CONSIGNA: Transcribe sin cambios el fragmento del texto de estudio que va desde "Para poder comunicarse" hasta "canalicen su agresividad.".

TEXTO DE ESTUDIO:
◇ ◇ ◇ ◇

Los signos en la mano

Para poder comunicarse con ellos utilizan el lenguaje de signos «apoyado». Es el lenguaje de los sordos adaptado a los ciegos. Cogen sus manos y marcan en ellas los signos. Las manos de sus cuidadores se convierten en sus ojos y sus oídos, su ventana al mundo exterior, gracias a las cuales pueden imaginar cómo son las estrellas.

En el centro planean casi a diario actividades de calle como montar a caballo o boxeo. El «Bigotes de Rochelambert», un exboxeador que ha sacado de la calle a muchos chavales conflictivos de la zona sur de Sevilla, colabora con la asociación. «Aprenden rápido y a veces me cazan con un buen derechazo», dice, satisfecho de que así suelten adrenalina y canalicen su agresividad.

Entre los residentes del centro los que se ponen los guantes de boxeo no son, sin embargo, mayoría; algunos incluso tienen miedo de cruzar una calle. Otros más valientes incluso se atreven a montar un caballo que trae algunas tardes, de forma desinteresada, un ganadero de Gerena. Otros prefieren hacer galletas en los talleres de cocina. Tienen todo tipo de actividades adaptadas a sus capacidades: informática, deportes, manualidades, huerto, cocina, cerámica o telares. Y todos suelen ir por la tarde a la «sala de los sentidos», donde tratan de desarrollar los que aún les funcionan, principalmente el tacto, con el que pueden comunicarse con sus cuidadores. Las pizarras son de imán y los ordenadores tienen el teclado en braille.

Todas las paredes de los patios y pasillos del centro tienen barandillas para que los residentes puedan guiarse. Y toda la cartelería está en braille o con letras en relieve. Los servicios masculinos tienen rayitas y los de chicas puntitos. Así no se equivocan, aunque a veces algunos como Juan se quiten la ropa en medio de un pasillo. «De vez en cuando le gusta hacer un striptease», bromea la monitora, que rápidamente lo tranquiliza y le pone la ropa.

◇ ◇ ◇ ◇

DATOS PROPORCIONADOS:

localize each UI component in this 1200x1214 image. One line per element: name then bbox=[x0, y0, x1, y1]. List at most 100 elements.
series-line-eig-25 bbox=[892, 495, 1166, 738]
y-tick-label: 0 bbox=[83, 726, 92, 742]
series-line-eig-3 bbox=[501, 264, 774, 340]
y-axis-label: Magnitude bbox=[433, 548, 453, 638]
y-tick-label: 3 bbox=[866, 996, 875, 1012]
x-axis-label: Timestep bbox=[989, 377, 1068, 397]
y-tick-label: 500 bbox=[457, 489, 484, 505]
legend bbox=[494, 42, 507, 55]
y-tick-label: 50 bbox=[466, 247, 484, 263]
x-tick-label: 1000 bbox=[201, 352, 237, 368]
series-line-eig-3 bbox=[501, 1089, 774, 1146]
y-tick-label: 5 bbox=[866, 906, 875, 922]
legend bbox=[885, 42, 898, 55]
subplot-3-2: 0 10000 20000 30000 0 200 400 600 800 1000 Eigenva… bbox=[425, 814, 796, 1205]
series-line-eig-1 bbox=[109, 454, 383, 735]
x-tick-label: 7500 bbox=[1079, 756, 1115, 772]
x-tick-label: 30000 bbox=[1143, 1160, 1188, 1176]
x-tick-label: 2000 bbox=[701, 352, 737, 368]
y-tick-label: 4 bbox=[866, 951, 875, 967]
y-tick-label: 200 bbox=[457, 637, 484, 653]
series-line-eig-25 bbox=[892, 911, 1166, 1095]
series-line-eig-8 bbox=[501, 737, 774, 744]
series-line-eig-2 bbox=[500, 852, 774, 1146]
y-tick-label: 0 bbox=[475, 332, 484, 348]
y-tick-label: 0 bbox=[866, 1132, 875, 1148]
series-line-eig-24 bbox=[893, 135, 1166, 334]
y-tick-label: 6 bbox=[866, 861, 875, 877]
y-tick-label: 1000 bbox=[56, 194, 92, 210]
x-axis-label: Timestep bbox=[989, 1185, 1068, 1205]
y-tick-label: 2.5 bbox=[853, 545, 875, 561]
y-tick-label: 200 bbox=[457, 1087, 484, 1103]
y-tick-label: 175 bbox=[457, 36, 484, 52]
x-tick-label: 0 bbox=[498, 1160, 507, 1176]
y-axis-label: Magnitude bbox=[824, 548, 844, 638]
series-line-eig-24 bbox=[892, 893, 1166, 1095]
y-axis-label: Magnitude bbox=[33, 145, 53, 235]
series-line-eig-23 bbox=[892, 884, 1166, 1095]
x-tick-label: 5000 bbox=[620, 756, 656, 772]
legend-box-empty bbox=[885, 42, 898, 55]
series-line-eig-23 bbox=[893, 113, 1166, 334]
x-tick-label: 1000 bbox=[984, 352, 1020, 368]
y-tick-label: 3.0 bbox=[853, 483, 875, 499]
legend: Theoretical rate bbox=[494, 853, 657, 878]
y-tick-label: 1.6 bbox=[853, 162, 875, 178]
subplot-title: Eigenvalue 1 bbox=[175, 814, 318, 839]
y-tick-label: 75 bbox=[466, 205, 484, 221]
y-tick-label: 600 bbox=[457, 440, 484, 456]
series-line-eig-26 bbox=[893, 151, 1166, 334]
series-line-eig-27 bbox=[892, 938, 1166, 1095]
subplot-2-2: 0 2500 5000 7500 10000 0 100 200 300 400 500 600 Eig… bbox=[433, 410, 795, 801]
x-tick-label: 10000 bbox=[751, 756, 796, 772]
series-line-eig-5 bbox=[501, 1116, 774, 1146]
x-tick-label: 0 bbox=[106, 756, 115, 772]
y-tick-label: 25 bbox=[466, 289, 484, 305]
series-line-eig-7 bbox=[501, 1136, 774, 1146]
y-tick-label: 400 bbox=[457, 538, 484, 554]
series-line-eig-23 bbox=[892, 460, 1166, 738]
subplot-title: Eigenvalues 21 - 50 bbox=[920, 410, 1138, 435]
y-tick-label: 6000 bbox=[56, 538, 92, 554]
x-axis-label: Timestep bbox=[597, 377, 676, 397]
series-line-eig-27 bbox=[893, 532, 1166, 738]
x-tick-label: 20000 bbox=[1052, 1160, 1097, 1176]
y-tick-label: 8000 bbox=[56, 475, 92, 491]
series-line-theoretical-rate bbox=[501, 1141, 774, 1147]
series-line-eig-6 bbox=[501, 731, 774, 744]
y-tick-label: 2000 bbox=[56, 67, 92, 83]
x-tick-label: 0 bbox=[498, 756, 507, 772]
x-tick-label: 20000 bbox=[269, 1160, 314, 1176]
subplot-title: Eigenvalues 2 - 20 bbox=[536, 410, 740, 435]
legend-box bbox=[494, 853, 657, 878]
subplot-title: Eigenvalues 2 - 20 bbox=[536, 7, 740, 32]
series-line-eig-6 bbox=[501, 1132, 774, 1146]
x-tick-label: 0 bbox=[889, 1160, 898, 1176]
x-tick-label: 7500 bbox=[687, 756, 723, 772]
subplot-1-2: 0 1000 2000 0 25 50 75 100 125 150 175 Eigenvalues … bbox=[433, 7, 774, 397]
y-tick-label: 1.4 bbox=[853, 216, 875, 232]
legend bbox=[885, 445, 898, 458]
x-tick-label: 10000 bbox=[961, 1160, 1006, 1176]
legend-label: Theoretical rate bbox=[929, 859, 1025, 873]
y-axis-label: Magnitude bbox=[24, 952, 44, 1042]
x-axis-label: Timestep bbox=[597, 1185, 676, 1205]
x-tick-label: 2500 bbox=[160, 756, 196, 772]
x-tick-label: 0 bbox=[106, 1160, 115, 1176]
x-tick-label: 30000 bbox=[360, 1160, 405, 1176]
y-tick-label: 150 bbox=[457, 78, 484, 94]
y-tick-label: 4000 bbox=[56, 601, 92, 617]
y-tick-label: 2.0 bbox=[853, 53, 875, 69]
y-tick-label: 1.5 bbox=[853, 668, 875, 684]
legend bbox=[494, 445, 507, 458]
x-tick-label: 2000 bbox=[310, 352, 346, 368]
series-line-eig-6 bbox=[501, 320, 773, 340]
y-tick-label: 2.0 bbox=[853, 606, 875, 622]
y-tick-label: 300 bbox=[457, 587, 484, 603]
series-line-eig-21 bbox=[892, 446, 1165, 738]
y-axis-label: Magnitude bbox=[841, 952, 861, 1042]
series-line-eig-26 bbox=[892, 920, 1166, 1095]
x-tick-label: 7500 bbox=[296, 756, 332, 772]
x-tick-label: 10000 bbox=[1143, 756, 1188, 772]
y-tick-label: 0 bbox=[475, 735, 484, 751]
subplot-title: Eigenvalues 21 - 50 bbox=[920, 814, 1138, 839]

◇ ◇ ◇ ◇

RESPUESTA ESCRITA:
Para poder comunicarse con ellos utilizan el lenguaje de signos «apoyado». Es el lenguaje de los sordos adaptado a los ciegos. Cogen sus manos y marcan en ellas los signos. Las manos de sus cuidadores se convierten en sus ojos y sus oídos, su ventana al mundo exterior, gracias a las cuales pueden imaginar cómo son las estrellas.

En el centro planean casi a diario actividades de calle como montar a caballo o boxeo. El «Bigotes de Rochelambert», un exboxeador que ha sacado de la calle a muchos chavales conflictivos de la zona sur de Sevilla, colabora con la asociación. «Aprenden rápido y a veces me cazan con un buen derechazo», dice, satisfecho de que así suelten adrenalina y canalicen su agresividad.